== RECORD LIST

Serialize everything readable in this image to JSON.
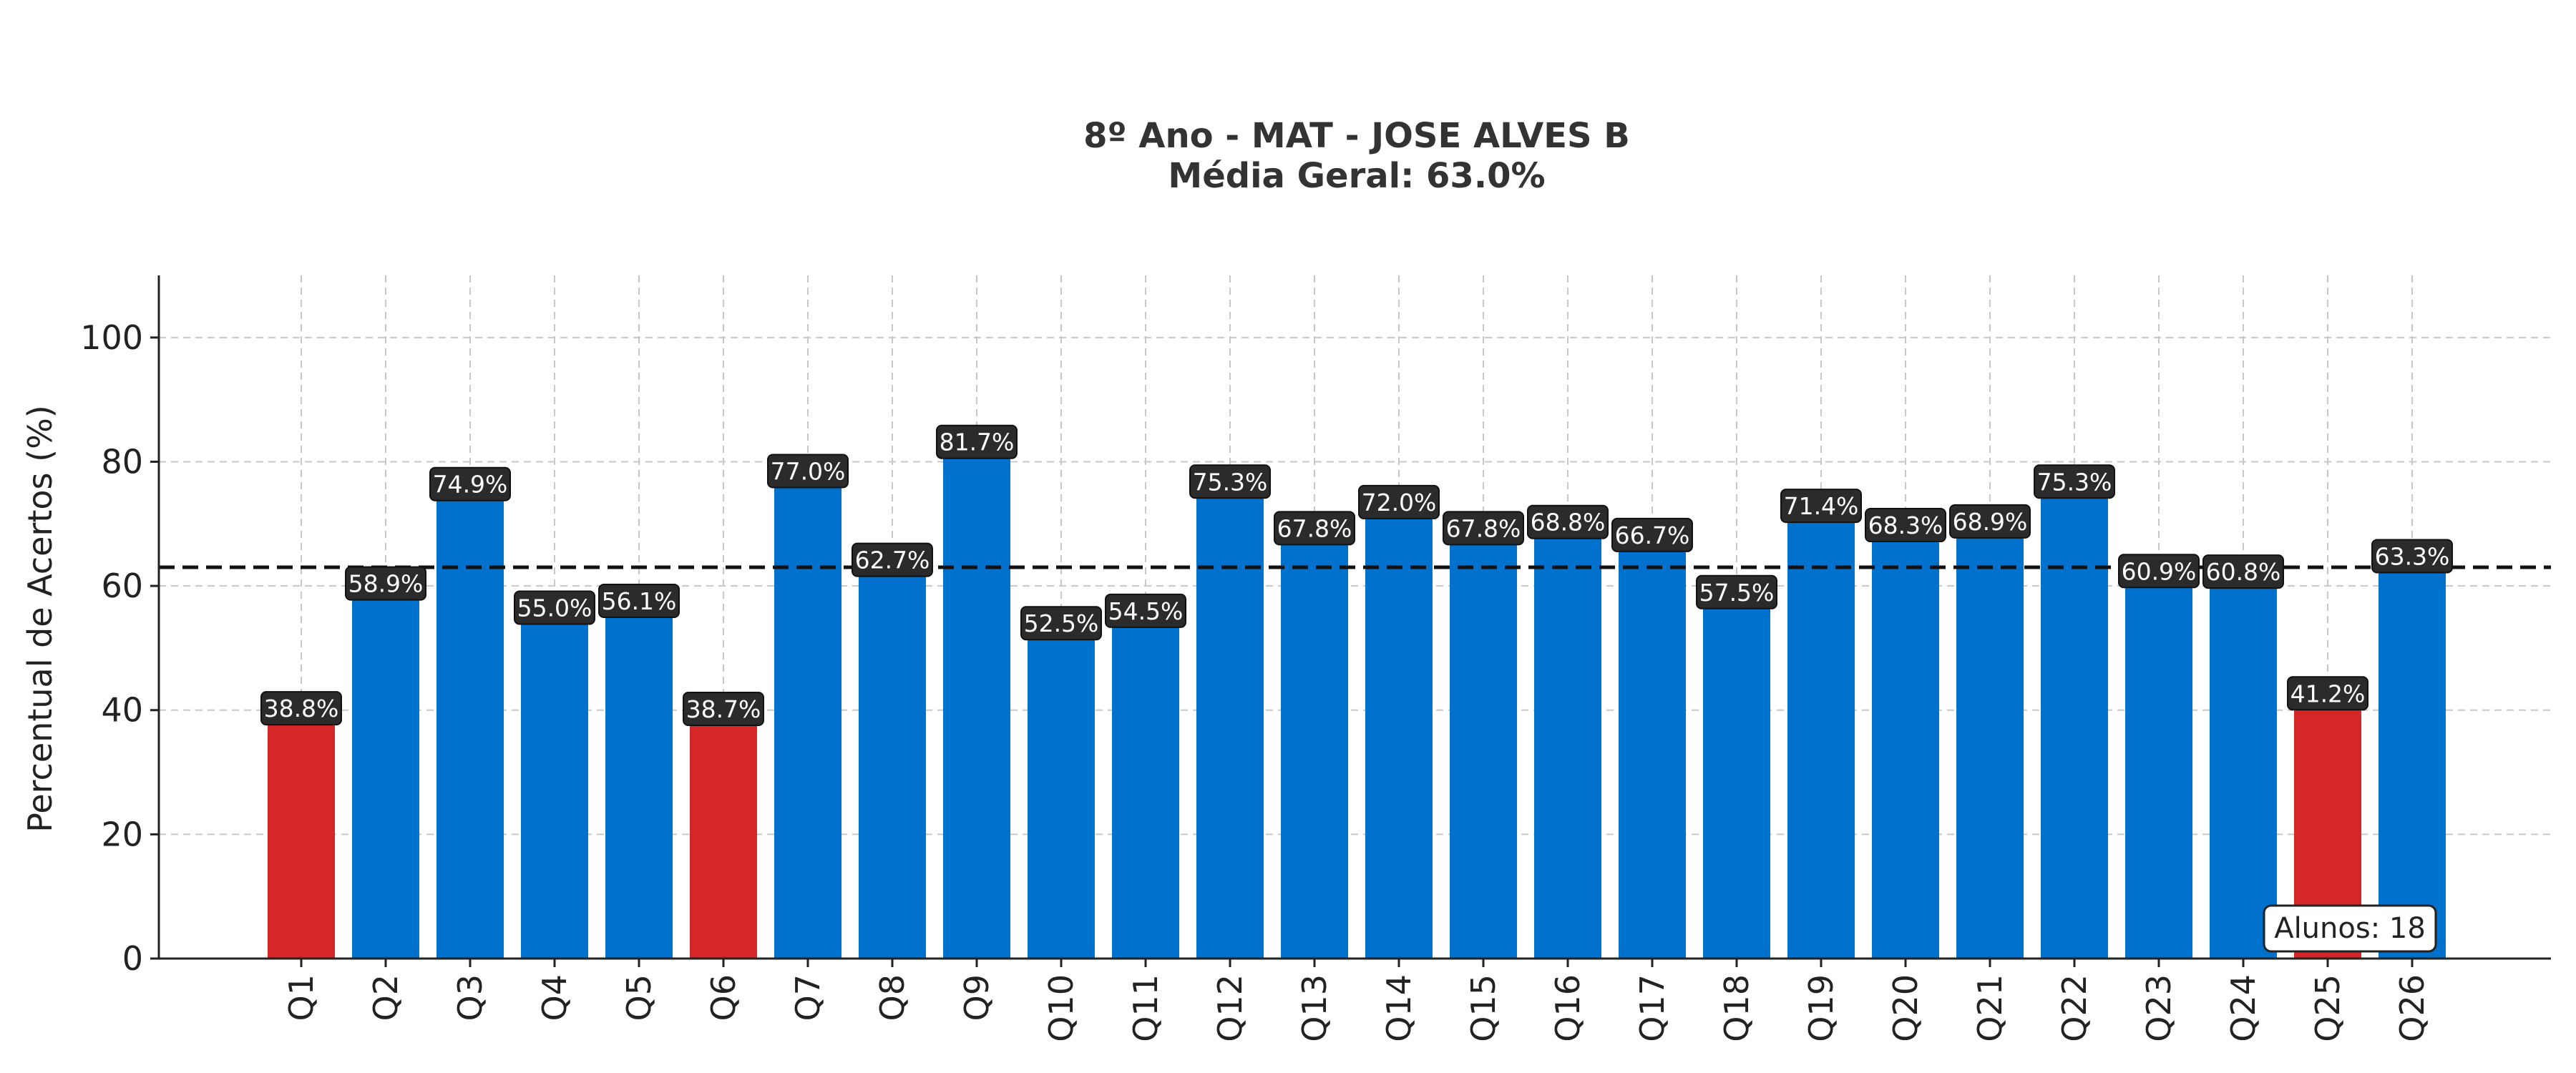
{
  "colors": {
    "bar_default": "#0072ce",
    "bar_low": "#d62728",
    "label_bg": "#2b2b2b",
    "label_text": "#ffffff",
    "grid": "#c8c8c8",
    "mean_line": "#111111"
  },
  "chart_data": {
    "type": "bar",
    "title": "8º Ano - MAT - JOSE ALVES B",
    "subtitle": "Média Geral: 63.0%",
    "xlabel": "",
    "ylabel": "Percentual de Acertos (%)",
    "ylim": [
      0,
      110
    ],
    "yticks": [
      "0",
      "20",
      "40",
      "60",
      "80",
      "100"
    ],
    "grid": true,
    "mean_line": 63.0,
    "categories": [
      "Q1",
      "Q2",
      "Q3",
      "Q4",
      "Q5",
      "Q6",
      "Q7",
      "Q8",
      "Q9",
      "Q10",
      "Q11",
      "Q12",
      "Q13",
      "Q14",
      "Q15",
      "Q16",
      "Q17",
      "Q18",
      "Q19",
      "Q20",
      "Q21",
      "Q22",
      "Q23",
      "Q24",
      "Q25",
      "Q26"
    ],
    "values": [
      38.8,
      58.9,
      74.9,
      55.0,
      56.1,
      38.7,
      77.0,
      62.7,
      81.7,
      52.5,
      54.5,
      75.3,
      67.8,
      72.0,
      67.8,
      68.8,
      66.7,
      57.5,
      71.4,
      68.3,
      68.9,
      75.3,
      60.9,
      60.8,
      41.2,
      63.3
    ],
    "labels": [
      "38.8%",
      "58.9%",
      "74.9%",
      "55.0%",
      "56.1%",
      "38.7%",
      "77.0%",
      "62.7%",
      "81.7%",
      "52.5%",
      "54.5%",
      "75.3%",
      "67.8%",
      "72.0%",
      "67.8%",
      "68.8%",
      "66.7%",
      "57.5%",
      "71.4%",
      "68.3%",
      "68.9%",
      "75.3%",
      "60.9%",
      "60.8%",
      "41.2%",
      "63.3%"
    ],
    "highlight": [
      "low",
      "normal",
      "normal",
      "normal",
      "normal",
      "low",
      "normal",
      "normal",
      "normal",
      "normal",
      "normal",
      "normal",
      "normal",
      "normal",
      "normal",
      "normal",
      "normal",
      "normal",
      "normal",
      "normal",
      "normal",
      "normal",
      "normal",
      "normal",
      "low",
      "normal"
    ],
    "annotation": "Alunos: 18"
  }
}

====

■ **WRITTEN TASK**: Omit the pictures. Transcribe every record exactly.

■ **REPLY TO THE EXERCISE**:
Serialize everything readable in this image to JSON.
{
  "colors": {
    "bar_default": "#0072ce",
    "bar_low": "#d62728",
    "label_bg": "#2b2b2b",
    "label_text": "#ffffff",
    "grid": "#c8c8c8",
    "mean_line": "#111111"
  },
  "chart_data": {
    "type": "bar",
    "title": "8º Ano - MAT - JOSE ALVES B",
    "subtitle": "Média Geral: 63.0%",
    "xlabel": "",
    "ylabel": "Percentual de Acertos (%)",
    "ylim": [
      0,
      110
    ],
    "yticks": [
      "0",
      "20",
      "40",
      "60",
      "80",
      "100"
    ],
    "grid": true,
    "mean_line": 63.0,
    "categories": [
      "Q1",
      "Q2",
      "Q3",
      "Q4",
      "Q5",
      "Q6",
      "Q7",
      "Q8",
      "Q9",
      "Q10",
      "Q11",
      "Q12",
      "Q13",
      "Q14",
      "Q15",
      "Q16",
      "Q17",
      "Q18",
      "Q19",
      "Q20",
      "Q21",
      "Q22",
      "Q23",
      "Q24",
      "Q25",
      "Q26"
    ],
    "values": [
      38.8,
      58.9,
      74.9,
      55.0,
      56.1,
      38.7,
      77.0,
      62.7,
      81.7,
      52.5,
      54.5,
      75.3,
      67.8,
      72.0,
      67.8,
      68.8,
      66.7,
      57.5,
      71.4,
      68.3,
      68.9,
      75.3,
      60.9,
      60.8,
      41.2,
      63.3
    ],
    "labels": [
      "38.8%",
      "58.9%",
      "74.9%",
      "55.0%",
      "56.1%",
      "38.7%",
      "77.0%",
      "62.7%",
      "81.7%",
      "52.5%",
      "54.5%",
      "75.3%",
      "67.8%",
      "72.0%",
      "67.8%",
      "68.8%",
      "66.7%",
      "57.5%",
      "71.4%",
      "68.3%",
      "68.9%",
      "75.3%",
      "60.9%",
      "60.8%",
      "41.2%",
      "63.3%"
    ],
    "highlight": [
      "low",
      "normal",
      "normal",
      "normal",
      "normal",
      "low",
      "normal",
      "normal",
      "normal",
      "normal",
      "normal",
      "normal",
      "normal",
      "normal",
      "normal",
      "normal",
      "normal",
      "normal",
      "normal",
      "normal",
      "normal",
      "normal",
      "normal",
      "normal",
      "low",
      "normal"
    ],
    "annotation": "Alunos: 18"
  }
}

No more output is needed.